• [What to work on]: Without the images, write out all of the following entries exactly.
***
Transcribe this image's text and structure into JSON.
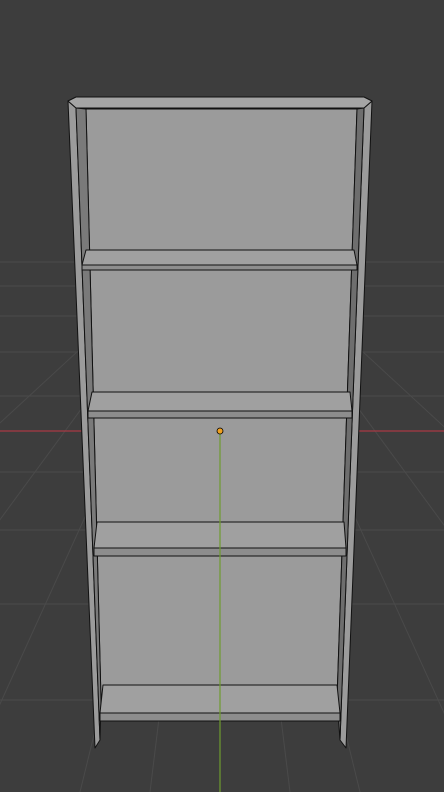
{
  "app": {
    "name": "",
    "view": "3d-viewport"
  },
  "viewport": {
    "background_color": "#3d3d3d",
    "grid_color": "#4a4a4a",
    "x_axis_color": "#a83a44",
    "y_axis_color": "#6f9b2e",
    "object_color": "#9b9b9b",
    "edge_color": "#111111",
    "origin_color": "#f0a020"
  },
  "scene": {
    "object": "bookshelf",
    "shelf_count": 5,
    "selected": false
  },
  "icons": {
    "origin": "object-origin-dot"
  }
}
***
• [Answer in full]:
Transcribe this image's text and structure into JSON.
{
  "app": {
    "name": "",
    "view": "3d-viewport"
  },
  "viewport": {
    "background_color": "#3d3d3d",
    "grid_color": "#4a4a4a",
    "x_axis_color": "#a83a44",
    "y_axis_color": "#6f9b2e",
    "object_color": "#9b9b9b",
    "edge_color": "#111111",
    "origin_color": "#f0a020"
  },
  "scene": {
    "object": "bookshelf",
    "shelf_count": 5,
    "selected": false
  },
  "icons": {
    "origin": "object-origin-dot"
  }
}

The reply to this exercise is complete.